[Dataset excerpt]
──────────────────────────────

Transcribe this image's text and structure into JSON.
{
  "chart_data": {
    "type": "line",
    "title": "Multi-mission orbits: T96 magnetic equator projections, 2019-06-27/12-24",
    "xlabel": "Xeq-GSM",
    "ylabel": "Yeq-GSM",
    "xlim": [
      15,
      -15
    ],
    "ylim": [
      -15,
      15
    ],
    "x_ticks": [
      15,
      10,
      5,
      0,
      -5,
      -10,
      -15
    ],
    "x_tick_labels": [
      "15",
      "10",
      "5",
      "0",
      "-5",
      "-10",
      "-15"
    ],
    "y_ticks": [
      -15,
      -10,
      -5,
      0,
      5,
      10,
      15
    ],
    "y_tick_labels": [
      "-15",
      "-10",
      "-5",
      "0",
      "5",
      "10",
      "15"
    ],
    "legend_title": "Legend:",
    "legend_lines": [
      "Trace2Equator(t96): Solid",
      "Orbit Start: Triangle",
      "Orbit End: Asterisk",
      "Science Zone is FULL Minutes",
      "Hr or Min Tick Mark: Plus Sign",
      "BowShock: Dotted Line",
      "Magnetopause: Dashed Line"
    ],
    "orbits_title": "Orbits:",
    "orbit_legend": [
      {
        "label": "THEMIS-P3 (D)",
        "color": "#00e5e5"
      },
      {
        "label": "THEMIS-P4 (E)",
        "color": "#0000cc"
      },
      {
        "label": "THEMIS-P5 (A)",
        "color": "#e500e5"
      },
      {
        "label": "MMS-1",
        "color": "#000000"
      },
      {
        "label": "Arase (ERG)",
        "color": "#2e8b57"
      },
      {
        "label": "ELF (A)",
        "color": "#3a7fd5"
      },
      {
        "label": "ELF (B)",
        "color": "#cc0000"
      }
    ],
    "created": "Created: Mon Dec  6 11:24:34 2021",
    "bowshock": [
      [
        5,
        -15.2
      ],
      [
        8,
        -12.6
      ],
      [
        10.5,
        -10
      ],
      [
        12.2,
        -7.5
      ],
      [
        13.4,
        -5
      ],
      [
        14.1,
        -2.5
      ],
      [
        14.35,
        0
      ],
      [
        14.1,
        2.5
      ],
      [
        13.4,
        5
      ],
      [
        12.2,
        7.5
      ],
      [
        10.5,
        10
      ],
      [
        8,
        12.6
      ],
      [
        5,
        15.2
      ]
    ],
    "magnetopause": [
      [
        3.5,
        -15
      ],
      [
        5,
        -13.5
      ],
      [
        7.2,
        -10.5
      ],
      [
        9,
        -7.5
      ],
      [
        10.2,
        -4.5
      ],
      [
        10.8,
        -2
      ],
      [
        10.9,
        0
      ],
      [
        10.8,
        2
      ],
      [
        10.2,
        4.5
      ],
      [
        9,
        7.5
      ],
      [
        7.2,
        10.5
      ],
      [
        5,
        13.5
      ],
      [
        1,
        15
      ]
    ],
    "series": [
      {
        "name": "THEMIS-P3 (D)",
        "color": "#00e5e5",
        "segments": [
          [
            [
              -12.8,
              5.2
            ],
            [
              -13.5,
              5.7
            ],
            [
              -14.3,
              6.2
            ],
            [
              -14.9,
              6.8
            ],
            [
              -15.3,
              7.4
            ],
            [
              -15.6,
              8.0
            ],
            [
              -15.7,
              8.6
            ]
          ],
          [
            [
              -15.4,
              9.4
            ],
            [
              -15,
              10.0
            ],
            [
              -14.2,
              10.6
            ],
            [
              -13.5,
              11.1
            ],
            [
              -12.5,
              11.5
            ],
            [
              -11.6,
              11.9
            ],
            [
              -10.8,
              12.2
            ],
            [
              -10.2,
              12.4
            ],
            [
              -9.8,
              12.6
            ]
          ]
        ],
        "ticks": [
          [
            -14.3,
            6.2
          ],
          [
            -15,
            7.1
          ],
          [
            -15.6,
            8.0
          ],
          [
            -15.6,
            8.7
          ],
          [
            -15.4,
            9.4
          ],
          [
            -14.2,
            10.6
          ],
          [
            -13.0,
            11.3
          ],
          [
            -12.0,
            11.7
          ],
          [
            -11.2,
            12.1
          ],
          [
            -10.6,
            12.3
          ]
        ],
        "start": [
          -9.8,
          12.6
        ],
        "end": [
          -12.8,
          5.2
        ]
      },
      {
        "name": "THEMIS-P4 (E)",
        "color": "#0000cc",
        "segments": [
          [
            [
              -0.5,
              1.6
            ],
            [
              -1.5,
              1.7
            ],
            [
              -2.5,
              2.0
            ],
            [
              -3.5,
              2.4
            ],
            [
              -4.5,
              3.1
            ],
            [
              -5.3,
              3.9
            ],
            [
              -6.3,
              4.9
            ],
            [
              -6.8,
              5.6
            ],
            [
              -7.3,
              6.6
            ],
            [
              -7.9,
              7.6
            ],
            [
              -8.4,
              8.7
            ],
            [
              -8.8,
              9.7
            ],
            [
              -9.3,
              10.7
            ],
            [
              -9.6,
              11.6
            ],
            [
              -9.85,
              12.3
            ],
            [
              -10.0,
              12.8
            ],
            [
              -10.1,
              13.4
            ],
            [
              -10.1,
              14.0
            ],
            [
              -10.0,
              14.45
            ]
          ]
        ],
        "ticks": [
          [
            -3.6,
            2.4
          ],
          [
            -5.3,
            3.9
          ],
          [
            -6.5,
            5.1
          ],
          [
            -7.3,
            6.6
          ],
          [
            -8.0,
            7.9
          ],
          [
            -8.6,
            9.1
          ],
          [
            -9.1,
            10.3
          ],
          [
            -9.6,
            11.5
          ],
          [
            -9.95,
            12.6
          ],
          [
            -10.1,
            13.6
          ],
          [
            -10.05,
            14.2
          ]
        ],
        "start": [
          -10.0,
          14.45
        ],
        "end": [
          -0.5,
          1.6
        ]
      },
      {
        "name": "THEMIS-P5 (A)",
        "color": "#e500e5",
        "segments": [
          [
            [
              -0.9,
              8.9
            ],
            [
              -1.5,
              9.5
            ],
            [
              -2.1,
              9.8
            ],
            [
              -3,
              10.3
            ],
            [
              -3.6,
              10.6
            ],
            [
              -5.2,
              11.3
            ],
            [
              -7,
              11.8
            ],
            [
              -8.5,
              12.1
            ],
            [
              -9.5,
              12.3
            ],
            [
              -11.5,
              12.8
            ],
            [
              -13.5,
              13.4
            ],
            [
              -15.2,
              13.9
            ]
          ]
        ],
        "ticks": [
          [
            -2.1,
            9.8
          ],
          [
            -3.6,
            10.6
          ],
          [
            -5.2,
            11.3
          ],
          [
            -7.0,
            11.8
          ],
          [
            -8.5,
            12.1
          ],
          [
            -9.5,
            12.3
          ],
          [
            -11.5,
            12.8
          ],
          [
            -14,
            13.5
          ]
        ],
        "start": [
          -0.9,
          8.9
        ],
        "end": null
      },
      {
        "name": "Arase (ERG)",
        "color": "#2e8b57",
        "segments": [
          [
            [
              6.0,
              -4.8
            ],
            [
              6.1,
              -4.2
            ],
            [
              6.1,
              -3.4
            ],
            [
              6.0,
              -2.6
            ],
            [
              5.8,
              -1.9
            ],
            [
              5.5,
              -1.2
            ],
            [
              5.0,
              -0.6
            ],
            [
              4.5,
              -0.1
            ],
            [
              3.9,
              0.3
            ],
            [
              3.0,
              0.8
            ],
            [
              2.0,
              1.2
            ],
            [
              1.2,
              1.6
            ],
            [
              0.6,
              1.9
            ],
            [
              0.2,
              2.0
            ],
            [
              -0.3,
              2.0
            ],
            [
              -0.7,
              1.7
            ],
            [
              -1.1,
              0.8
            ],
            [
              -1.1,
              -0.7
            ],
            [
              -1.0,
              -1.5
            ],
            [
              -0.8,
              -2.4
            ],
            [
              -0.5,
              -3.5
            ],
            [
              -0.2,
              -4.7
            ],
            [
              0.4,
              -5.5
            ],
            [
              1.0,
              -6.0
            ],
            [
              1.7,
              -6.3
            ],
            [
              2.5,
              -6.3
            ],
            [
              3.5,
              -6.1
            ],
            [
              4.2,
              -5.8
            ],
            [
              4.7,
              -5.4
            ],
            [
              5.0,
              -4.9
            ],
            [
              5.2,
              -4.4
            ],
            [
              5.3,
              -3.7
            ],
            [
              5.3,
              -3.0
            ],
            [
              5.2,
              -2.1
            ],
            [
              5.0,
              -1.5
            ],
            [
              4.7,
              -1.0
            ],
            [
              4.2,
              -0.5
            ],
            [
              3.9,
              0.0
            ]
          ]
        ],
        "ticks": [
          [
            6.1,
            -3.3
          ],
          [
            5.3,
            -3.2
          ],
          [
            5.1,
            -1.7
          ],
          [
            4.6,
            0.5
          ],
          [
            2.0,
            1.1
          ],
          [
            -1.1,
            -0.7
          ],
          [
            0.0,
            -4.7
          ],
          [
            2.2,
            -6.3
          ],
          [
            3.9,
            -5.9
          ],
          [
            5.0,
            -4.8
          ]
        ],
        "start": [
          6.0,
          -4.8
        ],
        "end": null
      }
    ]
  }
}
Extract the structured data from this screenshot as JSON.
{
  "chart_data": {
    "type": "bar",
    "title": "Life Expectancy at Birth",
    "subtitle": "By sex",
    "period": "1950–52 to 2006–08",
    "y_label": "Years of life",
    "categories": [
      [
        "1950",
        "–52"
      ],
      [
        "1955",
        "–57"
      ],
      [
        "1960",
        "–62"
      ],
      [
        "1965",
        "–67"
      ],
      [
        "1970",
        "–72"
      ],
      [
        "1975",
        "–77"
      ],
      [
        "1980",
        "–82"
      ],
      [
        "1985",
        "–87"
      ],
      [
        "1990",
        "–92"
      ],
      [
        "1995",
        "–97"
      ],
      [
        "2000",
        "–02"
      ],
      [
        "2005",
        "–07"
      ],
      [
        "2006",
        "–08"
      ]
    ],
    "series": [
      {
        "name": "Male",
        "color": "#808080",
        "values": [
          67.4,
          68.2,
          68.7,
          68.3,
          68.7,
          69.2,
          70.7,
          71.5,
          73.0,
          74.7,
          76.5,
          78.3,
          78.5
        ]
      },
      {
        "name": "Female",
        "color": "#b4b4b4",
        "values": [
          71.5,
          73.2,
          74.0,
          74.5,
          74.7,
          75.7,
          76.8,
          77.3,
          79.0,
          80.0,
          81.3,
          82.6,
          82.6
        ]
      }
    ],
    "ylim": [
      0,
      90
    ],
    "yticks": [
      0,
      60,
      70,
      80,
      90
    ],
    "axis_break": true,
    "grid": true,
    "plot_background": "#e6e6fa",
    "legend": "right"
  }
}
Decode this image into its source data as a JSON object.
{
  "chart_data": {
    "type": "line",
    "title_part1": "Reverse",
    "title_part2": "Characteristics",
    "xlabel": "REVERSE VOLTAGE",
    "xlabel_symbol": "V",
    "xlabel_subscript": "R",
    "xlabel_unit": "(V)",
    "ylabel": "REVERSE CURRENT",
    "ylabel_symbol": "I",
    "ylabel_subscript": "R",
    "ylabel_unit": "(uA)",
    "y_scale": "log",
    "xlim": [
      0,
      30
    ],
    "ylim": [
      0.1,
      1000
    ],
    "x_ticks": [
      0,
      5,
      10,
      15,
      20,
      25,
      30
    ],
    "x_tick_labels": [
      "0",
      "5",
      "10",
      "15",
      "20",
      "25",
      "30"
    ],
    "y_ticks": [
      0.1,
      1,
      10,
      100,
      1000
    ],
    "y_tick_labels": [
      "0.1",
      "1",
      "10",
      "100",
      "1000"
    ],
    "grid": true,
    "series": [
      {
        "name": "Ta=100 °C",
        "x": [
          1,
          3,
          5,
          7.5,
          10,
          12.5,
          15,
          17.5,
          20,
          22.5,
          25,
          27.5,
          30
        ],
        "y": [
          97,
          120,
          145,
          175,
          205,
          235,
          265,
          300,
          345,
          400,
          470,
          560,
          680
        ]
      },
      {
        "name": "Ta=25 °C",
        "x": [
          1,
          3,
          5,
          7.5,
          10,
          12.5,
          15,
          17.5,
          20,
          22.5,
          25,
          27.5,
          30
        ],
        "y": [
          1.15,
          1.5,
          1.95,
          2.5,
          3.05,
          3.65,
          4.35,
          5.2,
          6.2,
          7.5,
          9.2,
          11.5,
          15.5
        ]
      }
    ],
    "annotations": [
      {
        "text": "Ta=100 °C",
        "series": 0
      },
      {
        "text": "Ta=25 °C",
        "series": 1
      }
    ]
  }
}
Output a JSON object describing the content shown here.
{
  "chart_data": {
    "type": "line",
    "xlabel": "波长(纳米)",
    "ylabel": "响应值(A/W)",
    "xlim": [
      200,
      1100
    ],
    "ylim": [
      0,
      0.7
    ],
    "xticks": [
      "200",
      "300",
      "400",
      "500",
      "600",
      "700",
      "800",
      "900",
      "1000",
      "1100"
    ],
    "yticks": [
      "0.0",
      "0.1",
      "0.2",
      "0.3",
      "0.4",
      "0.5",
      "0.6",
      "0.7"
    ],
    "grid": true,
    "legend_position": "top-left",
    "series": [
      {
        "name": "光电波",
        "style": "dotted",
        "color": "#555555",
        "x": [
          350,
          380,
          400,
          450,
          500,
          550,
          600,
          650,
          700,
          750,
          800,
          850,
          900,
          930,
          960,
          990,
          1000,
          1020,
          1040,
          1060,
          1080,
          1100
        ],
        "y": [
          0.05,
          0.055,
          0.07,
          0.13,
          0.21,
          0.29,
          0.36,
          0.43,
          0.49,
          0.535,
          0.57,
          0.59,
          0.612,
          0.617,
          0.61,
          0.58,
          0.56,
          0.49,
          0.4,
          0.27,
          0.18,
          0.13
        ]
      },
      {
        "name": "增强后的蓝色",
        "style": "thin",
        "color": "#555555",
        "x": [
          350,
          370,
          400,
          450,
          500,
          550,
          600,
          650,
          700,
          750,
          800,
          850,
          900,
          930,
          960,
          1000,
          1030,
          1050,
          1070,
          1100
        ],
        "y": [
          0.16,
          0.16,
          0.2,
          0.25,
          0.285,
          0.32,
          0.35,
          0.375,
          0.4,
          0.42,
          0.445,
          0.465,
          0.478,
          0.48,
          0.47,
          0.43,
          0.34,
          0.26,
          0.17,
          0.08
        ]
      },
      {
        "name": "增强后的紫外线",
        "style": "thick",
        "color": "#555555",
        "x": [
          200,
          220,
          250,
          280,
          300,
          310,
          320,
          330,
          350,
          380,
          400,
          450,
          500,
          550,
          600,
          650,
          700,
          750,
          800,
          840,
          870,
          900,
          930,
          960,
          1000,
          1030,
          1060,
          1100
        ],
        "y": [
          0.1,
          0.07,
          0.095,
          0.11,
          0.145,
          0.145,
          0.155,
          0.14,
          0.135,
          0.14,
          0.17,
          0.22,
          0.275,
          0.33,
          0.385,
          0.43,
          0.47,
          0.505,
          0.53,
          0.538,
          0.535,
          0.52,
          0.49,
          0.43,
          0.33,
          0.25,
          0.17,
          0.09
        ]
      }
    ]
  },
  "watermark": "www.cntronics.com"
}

──────────────────────────────

• _Do this_
Identify the lines above that contain the word "style", then copy them.

• _Final result_
        "style": "dotted",
        "style": "thin",
        "style": "thick",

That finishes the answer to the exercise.